# Document excerpt start
3 Problem formulation

Several common assumptions are made in this study given the relatively high complexity of MapReduce job scheduling. Some of these assumptions have been used in Nita et al. [27] and Wang and Shi [33]. These assumptions are as follows. (i) One or more free slot(s) are available at a given time in each node N = {n ₁, n ₂, .…, n _m} in the cluster, where the minimum number of tasks for the map is reduced to less than or equal to the available slots. (ii) Big data processing for each query is translated into one or more MapReduce job(s) J = {j ₁, j ₂, .…, j _h}, where each job has multiple tasks T = {t ₁, t ₂, .…, t _n}, which consist of a known number of map tasks N _m and reduce tasks N _r. (iii) The reduce tasks can only be launched when all the map tasks have been completed. (iv) For each map task, the exact amount of data processed S _m is known from the beginning and is equally distributed among map nodes. (v) Each job has arrival time A, deadline D, and allocated budget B for using the node. (vii) Sufficient resources are allocated for each task in the cloud, which implies that a node is never completed by more than one tasks, and its allocation is charged based on the actual time that it is used and the fixed service rate. Thus, before discussing the model for completion time and monetary cost, the definition of the problem is described as follows: A MapReduce job J is modeled as a workflow that consists of multiple tasks T. This workflow is a collection of independent map and reduce tasks executed in parallel and denoted as $ t=\left\{{t}_{m_1},{t}_{m_2},.\dots, {t}_{m_u},{t}_{r_1},{t}_{r_2},\dots ..{t}_{r_u}\right\} $. Each map/reduce task is run in a cloud VM known as a “node” with a possibly distinct performance configuration, and a different charge rate for each machine is deployed in the cluster. Each job has a particular number of slots assigned; these slots can be used by map and reduce tasks at any given time, where no reduce task can be started until all the map tasks for the job are completed. However, the same slots can be used by the mapper and the reducer. For each task, t _i, 0 ≤ i ≤ j, where $ {t}_i^u\le u\le N $ represents the time to run tasks $ {t}_i^u $ on node N.

4 Multi-objective proposed model

The proposed model aims to identify the importance of resource allocation and job scheduling in the cloud by considering completion time and cost minimization models. These models are based on similar works by Kc and Anyanwu [19], Nita et al. [27], and W. Zhang et al. [37], who have proposed models that assist MapReduce jobs to meet the performance deadline with the monetary cost of using the cloud. Suitable schemes to adopt in the algorithms should be selected, particularly when the technical aspects of the chosen approach are considered. The proposed multi-objective scheduling algorithm is proposed to establish the relationship between resource allocation and job scheduling. This combination of resource allocation and task scheduling helps improve performance when processing a large amount of data using the MapReduce framework.
# Document excerpt end
Required task 1: Which works does the MapReduce scheduling text cite with a bracketed reference number? List each work once, with its number.
Required task 2: Swap "cloud" for "data center" in the MapReduce scheduling text from "The proposed model" to "the MapReduce framework.", and write out that passage.
Required task 3: Write the next part of the MapReduce scheduling text, picking up after its last sentence.
The lines that come next have no connection to the MapReduce scheduling text.
# Entries start
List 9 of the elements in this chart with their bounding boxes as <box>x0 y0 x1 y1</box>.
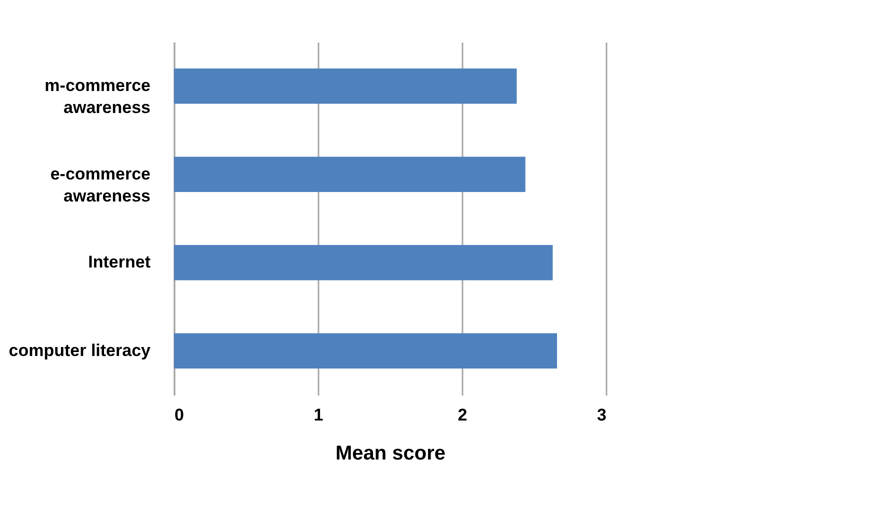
# Entries end
# Entries start
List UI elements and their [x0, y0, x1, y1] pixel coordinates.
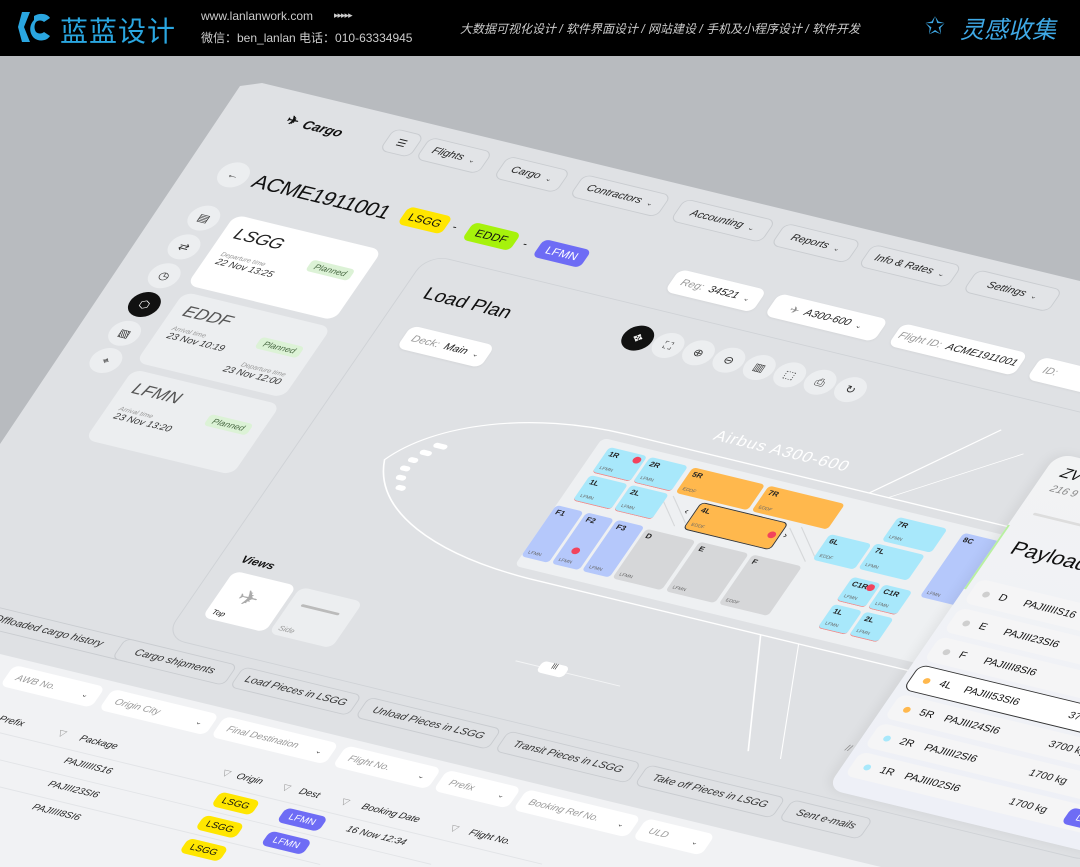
# Entries end
# Entries start
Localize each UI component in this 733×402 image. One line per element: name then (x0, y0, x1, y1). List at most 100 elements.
# Entries end
Task result 1:
- Nita et al. [27]
- Wang and Shi [33]
- Kc and Anyanwu [19]
- W. Zhang et al. [37]

Task result 2:
The proposed model aims to identify the importance of resource allocation and job scheduling in the data center by considering completion time and cost minimization models. These models are based on similar works by Kc and Anyanwu [19], Nita et al. [27], and W. Zhang et al. [37], who have proposed models that assist MapReduce jobs to meet the performance deadline with the monetary cost of using the data center. Suitable schemes to adopt in the algorithms should be selected, particularly when the technical aspects of the chosen approach are considered. The proposed multi-objective scheduling algorithm is proposed to establish the relationship between resource allocation and job scheduling. This combination of resource allocation and task scheduling helps improve performance when processing a large amount of data using the MapReduce framework.

Task result 3:
The multi-objective earliest finish time algorithm has been used to optimize the workflow in the cloud and to iteratively map the workflow tasks onto the resources. Aside from mapping every task onto the resource, the algorithm also maps resources onto tasks to establish a trade-off among the considered objectives. This algorithm is described in the study of Durillo and Prodan [8], in which a positive value should be returned by the service function if the mappers and reducers are sufficient to complete the tasks for a specific job within the given budget and deadline. The pseudocode described in Algorithm 1 presents the multi-objective earliest finish time algorithm, which begins with the required inputs of all the tasks that belong to a particular job in the cluster. The tasks are then split into map and reduce tasks represented by the job. The map tasks will be scheduled first, followed by the reduce tasks. The total of both tasks are scheduled in some nodes, depending on the availability of the slots. Subsequently, the mapping and reducing phases of the algorithm begin by iterating over the list of tasks of the map and reduce tasks sorted according to their order in the queue. The tasks are assigned to available resources in the cluster. Therefore, only trade-off solutions are saved to avoid assigning performance degradation.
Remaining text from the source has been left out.